*Stated exercise*: Return the entries below verbatim. Pictures stay out.

[START Supplied material]

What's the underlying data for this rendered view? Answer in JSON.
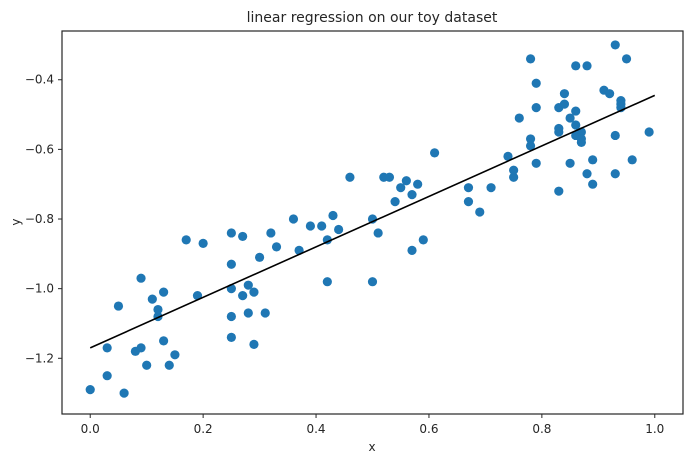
{
  "chart_data": {
    "type": "scatter",
    "title": "linear regression on our toy dataset",
    "xlabel": "x",
    "ylabel": "y",
    "xlim": [
      -0.05,
      1.05
    ],
    "ylim": [
      -1.36,
      -0.26
    ],
    "xticks": [
      0.0,
      0.2,
      0.4,
      0.6,
      0.8,
      1.0
    ],
    "xtick_labels": [
      "0.0",
      "0.2",
      "0.4",
      "0.6",
      "0.8",
      "1.0"
    ],
    "yticks": [
      -1.2,
      -1.0,
      -0.8,
      -0.6,
      -0.4
    ],
    "ytick_labels": [
      "−1.2",
      "−1.0",
      "−0.8",
      "−0.6",
      "−0.4"
    ],
    "grid": false,
    "legend": "none",
    "colors": {
      "points": "#1f77b4",
      "line": "#000000",
      "axes": "#262626"
    },
    "series": [
      {
        "type": "scatter",
        "x": [
          0.0,
          0.03,
          0.03,
          0.05,
          0.06,
          0.08,
          0.09,
          0.09,
          0.1,
          0.11,
          0.12,
          0.12,
          0.13,
          0.13,
          0.14,
          0.15,
          0.17,
          0.19,
          0.2,
          0.25,
          0.25,
          0.25,
          0.25,
          0.25,
          0.27,
          0.27,
          0.28,
          0.28,
          0.29,
          0.29,
          0.3,
          0.31,
          0.32,
          0.33,
          0.36,
          0.37,
          0.39,
          0.41,
          0.42,
          0.42,
          0.43,
          0.44,
          0.46,
          0.5,
          0.5,
          0.51,
          0.52,
          0.53,
          0.54,
          0.55,
          0.56,
          0.57,
          0.57,
          0.58,
          0.59,
          0.61,
          0.67,
          0.67,
          0.69,
          0.71,
          0.74,
          0.75,
          0.75,
          0.76,
          0.78,
          0.78,
          0.78,
          0.79,
          0.79,
          0.79,
          0.83,
          0.83,
          0.83,
          0.83,
          0.84,
          0.84,
          0.85,
          0.85,
          0.86,
          0.86,
          0.86,
          0.86,
          0.87,
          0.87,
          0.87,
          0.88,
          0.88,
          0.89,
          0.89,
          0.91,
          0.92,
          0.93,
          0.93,
          0.93,
          0.94,
          0.94,
          0.94,
          0.95,
          0.96,
          0.99
        ],
        "y": [
          -1.29,
          -1.17,
          -1.25,
          -1.05,
          -1.3,
          -1.18,
          -0.97,
          -1.17,
          -1.22,
          -1.03,
          -1.08,
          -1.06,
          -1.01,
          -1.15,
          -1.22,
          -1.19,
          -0.86,
          -1.02,
          -0.87,
          -1.08,
          -1.14,
          -0.93,
          -1.0,
          -0.84,
          -0.85,
          -1.02,
          -1.07,
          -0.99,
          -1.01,
          -1.16,
          -0.91,
          -1.07,
          -0.84,
          -0.88,
          -0.8,
          -0.89,
          -0.82,
          -0.82,
          -0.98,
          -0.86,
          -0.79,
          -0.83,
          -0.68,
          -0.98,
          -0.8,
          -0.84,
          -0.68,
          -0.68,
          -0.75,
          -0.71,
          -0.69,
          -0.73,
          -0.89,
          -0.7,
          -0.86,
          -0.61,
          -0.71,
          -0.75,
          -0.78,
          -0.71,
          -0.62,
          -0.68,
          -0.66,
          -0.51,
          -0.57,
          -0.59,
          -0.34,
          -0.64,
          -0.48,
          -0.41,
          -0.54,
          -0.55,
          -0.48,
          -0.72,
          -0.44,
          -0.47,
          -0.64,
          -0.51,
          -0.53,
          -0.49,
          -0.36,
          -0.56,
          -0.55,
          -0.58,
          -0.57,
          -0.36,
          -0.67,
          -0.7,
          -0.63,
          -0.43,
          -0.44,
          -0.56,
          -0.67,
          -0.3,
          -0.48,
          -0.47,
          -0.46,
          -0.34,
          -0.63,
          -0.55
        ]
      },
      {
        "type": "line",
        "x": [
          0.0,
          1.0
        ],
        "y": [
          -1.17,
          -0.445
        ]
      }
    ]
  }
}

[END Supplied material]

*Expected answer*:
What's the underlying data for this rendered view? Answer in JSON.
{
  "chart_data": {
    "type": "scatter",
    "title": "linear regression on our toy dataset",
    "xlabel": "x",
    "ylabel": "y",
    "xlim": [
      -0.05,
      1.05
    ],
    "ylim": [
      -1.36,
      -0.26
    ],
    "xticks": [
      0.0,
      0.2,
      0.4,
      0.6,
      0.8,
      1.0
    ],
    "xtick_labels": [
      "0.0",
      "0.2",
      "0.4",
      "0.6",
      "0.8",
      "1.0"
    ],
    "yticks": [
      -1.2,
      -1.0,
      -0.8,
      -0.6,
      -0.4
    ],
    "ytick_labels": [
      "−1.2",
      "−1.0",
      "−0.8",
      "−0.6",
      "−0.4"
    ],
    "grid": false,
    "legend": "none",
    "colors": {
      "points": "#1f77b4",
      "line": "#000000",
      "axes": "#262626"
    },
    "series": [
      {
        "type": "scatter",
        "x": [
          0.0,
          0.03,
          0.03,
          0.05,
          0.06,
          0.08,
          0.09,
          0.09,
          0.1,
          0.11,
          0.12,
          0.12,
          0.13,
          0.13,
          0.14,
          0.15,
          0.17,
          0.19,
          0.2,
          0.25,
          0.25,
          0.25,
          0.25,
          0.25,
          0.27,
          0.27,
          0.28,
          0.28,
          0.29,
          0.29,
          0.3,
          0.31,
          0.32,
          0.33,
          0.36,
          0.37,
          0.39,
          0.41,
          0.42,
          0.42,
          0.43,
          0.44,
          0.46,
          0.5,
          0.5,
          0.51,
          0.52,
          0.53,
          0.54,
          0.55,
          0.56,
          0.57,
          0.57,
          0.58,
          0.59,
          0.61,
          0.67,
          0.67,
          0.69,
          0.71,
          0.74,
          0.75,
          0.75,
          0.76,
          0.78,
          0.78,
          0.78,
          0.79,
          0.79,
          0.79,
          0.83,
          0.83,
          0.83,
          0.83,
          0.84,
          0.84,
          0.85,
          0.85,
          0.86,
          0.86,
          0.86,
          0.86,
          0.87,
          0.87,
          0.87,
          0.88,
          0.88,
          0.89,
          0.89,
          0.91,
          0.92,
          0.93,
          0.93,
          0.93,
          0.94,
          0.94,
          0.94,
          0.95,
          0.96,
          0.99
        ],
        "y": [
          -1.29,
          -1.17,
          -1.25,
          -1.05,
          -1.3,
          -1.18,
          -0.97,
          -1.17,
          -1.22,
          -1.03,
          -1.08,
          -1.06,
          -1.01,
          -1.15,
          -1.22,
          -1.19,
          -0.86,
          -1.02,
          -0.87,
          -1.08,
          -1.14,
          -0.93,
          -1.0,
          -0.84,
          -0.85,
          -1.02,
          -1.07,
          -0.99,
          -1.01,
          -1.16,
          -0.91,
          -1.07,
          -0.84,
          -0.88,
          -0.8,
          -0.89,
          -0.82,
          -0.82,
          -0.98,
          -0.86,
          -0.79,
          -0.83,
          -0.68,
          -0.98,
          -0.8,
          -0.84,
          -0.68,
          -0.68,
          -0.75,
          -0.71,
          -0.69,
          -0.73,
          -0.89,
          -0.7,
          -0.86,
          -0.61,
          -0.71,
          -0.75,
          -0.78,
          -0.71,
          -0.62,
          -0.68,
          -0.66,
          -0.51,
          -0.57,
          -0.59,
          -0.34,
          -0.64,
          -0.48,
          -0.41,
          -0.54,
          -0.55,
          -0.48,
          -0.72,
          -0.44,
          -0.47,
          -0.64,
          -0.51,
          -0.53,
          -0.49,
          -0.36,
          -0.56,
          -0.55,
          -0.58,
          -0.57,
          -0.36,
          -0.67,
          -0.7,
          -0.63,
          -0.43,
          -0.44,
          -0.56,
          -0.67,
          -0.3,
          -0.48,
          -0.47,
          -0.46,
          -0.34,
          -0.63,
          -0.55
        ]
      },
      {
        "type": "line",
        "x": [
          0.0,
          1.0
        ],
        "y": [
          -1.17,
          -0.445
        ]
      }
    ]
  }
}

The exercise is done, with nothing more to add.